Where a line holds the word "hàng", copy that line.

§ **Data entries**
● ● ●

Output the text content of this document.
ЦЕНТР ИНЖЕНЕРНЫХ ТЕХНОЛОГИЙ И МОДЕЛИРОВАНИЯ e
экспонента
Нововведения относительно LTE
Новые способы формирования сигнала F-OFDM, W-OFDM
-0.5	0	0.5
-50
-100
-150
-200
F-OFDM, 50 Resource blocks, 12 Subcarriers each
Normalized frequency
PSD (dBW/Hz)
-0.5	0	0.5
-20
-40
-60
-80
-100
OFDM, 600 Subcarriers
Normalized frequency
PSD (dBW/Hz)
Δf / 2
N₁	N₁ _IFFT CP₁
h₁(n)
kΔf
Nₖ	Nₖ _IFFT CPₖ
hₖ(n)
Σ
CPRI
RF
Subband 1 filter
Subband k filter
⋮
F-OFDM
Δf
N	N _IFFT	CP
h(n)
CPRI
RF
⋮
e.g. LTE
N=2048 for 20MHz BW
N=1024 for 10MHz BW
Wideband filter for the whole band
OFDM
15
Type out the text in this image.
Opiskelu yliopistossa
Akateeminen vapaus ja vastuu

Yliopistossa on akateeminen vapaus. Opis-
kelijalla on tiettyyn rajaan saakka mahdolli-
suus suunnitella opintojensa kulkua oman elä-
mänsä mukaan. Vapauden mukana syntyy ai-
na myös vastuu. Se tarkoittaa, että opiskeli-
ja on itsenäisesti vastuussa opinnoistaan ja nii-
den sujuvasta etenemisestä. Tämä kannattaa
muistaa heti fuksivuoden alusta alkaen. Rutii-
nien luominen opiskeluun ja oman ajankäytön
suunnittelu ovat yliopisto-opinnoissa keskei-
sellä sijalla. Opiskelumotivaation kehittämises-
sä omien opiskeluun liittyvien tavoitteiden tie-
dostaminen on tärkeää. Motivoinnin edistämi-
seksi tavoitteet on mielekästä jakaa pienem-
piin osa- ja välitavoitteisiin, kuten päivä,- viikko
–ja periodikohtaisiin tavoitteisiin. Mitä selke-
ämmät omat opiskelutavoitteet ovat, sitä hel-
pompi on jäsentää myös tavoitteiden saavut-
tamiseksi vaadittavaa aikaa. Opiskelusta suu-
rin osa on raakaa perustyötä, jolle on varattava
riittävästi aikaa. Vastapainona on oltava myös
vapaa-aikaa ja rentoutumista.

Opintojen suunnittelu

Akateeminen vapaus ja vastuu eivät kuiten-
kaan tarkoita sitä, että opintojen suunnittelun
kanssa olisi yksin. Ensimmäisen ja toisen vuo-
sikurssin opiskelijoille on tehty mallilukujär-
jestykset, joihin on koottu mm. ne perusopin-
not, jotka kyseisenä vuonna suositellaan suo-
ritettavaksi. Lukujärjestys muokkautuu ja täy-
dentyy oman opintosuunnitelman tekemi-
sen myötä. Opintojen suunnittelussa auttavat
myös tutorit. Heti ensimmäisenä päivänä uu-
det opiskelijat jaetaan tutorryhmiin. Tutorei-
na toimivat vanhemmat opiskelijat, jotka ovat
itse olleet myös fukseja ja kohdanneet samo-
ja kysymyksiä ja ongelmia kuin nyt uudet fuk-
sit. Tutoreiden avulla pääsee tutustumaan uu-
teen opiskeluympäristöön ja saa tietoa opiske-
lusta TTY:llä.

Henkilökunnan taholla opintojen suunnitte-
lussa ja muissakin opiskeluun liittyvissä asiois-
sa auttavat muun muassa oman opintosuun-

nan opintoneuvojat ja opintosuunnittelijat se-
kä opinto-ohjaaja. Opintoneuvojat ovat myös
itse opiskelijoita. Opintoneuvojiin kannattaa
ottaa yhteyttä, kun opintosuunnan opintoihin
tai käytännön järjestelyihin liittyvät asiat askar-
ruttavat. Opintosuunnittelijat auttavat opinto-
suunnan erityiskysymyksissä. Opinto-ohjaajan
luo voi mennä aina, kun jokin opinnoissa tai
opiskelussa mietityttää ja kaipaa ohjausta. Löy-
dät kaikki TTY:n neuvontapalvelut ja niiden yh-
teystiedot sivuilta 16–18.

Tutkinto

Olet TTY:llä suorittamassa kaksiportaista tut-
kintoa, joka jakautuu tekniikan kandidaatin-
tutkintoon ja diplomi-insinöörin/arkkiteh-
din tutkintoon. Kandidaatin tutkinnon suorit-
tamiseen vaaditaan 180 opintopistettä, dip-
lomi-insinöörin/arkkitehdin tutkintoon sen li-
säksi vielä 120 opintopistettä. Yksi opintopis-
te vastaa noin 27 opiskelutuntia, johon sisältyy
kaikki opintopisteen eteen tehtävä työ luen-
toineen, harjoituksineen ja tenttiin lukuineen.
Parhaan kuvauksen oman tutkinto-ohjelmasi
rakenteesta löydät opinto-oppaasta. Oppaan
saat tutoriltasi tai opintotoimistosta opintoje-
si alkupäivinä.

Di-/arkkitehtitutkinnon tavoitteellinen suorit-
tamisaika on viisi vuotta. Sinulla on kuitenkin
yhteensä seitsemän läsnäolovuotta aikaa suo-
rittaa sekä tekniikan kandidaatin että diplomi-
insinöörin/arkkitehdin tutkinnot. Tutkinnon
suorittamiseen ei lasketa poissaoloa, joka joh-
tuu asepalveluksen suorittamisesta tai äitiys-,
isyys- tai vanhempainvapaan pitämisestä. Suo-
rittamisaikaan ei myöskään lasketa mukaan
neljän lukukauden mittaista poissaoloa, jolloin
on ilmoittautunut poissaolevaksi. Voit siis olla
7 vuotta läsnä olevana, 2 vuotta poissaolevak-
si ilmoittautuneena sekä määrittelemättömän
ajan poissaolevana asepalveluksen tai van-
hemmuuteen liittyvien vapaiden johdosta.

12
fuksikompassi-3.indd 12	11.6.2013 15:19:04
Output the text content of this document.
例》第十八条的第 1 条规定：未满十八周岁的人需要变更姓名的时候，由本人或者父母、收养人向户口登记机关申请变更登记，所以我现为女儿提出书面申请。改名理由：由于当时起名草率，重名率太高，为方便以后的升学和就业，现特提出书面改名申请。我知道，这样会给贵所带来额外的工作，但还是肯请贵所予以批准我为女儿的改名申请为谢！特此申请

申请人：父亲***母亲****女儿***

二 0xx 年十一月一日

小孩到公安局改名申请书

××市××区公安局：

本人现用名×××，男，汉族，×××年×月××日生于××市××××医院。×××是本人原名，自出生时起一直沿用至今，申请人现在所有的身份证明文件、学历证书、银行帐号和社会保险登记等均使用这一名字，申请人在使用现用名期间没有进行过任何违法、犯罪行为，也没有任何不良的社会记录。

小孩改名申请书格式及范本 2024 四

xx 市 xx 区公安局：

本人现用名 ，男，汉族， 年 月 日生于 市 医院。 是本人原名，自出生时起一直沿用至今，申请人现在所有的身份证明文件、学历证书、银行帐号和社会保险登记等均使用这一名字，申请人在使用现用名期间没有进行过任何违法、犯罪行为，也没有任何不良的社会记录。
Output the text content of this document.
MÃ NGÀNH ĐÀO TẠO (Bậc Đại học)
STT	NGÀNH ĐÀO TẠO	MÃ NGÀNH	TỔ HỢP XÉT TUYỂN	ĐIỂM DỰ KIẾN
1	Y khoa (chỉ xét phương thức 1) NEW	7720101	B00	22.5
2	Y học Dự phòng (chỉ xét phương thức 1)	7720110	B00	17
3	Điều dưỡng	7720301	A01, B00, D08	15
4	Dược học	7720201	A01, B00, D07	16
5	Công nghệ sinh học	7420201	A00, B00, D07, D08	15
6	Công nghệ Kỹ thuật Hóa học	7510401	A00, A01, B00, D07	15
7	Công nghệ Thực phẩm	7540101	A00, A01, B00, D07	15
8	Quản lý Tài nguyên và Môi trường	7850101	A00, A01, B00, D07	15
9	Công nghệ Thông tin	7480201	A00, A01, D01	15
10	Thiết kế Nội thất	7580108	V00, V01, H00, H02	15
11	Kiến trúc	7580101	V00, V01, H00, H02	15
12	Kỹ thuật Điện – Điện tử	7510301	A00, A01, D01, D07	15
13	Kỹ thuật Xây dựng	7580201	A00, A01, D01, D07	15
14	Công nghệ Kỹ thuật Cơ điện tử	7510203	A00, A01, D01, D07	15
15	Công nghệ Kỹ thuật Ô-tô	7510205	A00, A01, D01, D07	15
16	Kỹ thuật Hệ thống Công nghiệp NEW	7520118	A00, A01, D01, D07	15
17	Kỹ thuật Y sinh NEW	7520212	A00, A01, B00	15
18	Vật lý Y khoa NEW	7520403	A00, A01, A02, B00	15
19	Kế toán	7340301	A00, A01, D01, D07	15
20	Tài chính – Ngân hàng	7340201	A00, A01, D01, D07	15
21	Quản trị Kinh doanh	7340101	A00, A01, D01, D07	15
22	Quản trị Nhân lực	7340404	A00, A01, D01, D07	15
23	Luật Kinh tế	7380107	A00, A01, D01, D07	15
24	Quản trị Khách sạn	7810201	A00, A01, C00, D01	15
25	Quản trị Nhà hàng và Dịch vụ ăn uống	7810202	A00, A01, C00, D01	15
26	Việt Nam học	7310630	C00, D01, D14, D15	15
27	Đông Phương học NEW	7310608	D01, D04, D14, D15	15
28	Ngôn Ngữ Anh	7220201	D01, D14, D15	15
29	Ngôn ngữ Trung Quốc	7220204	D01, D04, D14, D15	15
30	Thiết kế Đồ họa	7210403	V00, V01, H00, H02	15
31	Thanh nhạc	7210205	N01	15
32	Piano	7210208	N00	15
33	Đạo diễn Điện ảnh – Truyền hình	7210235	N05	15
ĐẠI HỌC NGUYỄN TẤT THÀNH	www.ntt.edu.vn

● ● ●

§ **Solution for this exercise**
20	Tài chính – Ngân hàng	7340201	A00, A01, D01, D07	15
25	Quản trị Nhà hàng và Dịch vụ ăn uống	7810202	A00, A01, C00, D01	15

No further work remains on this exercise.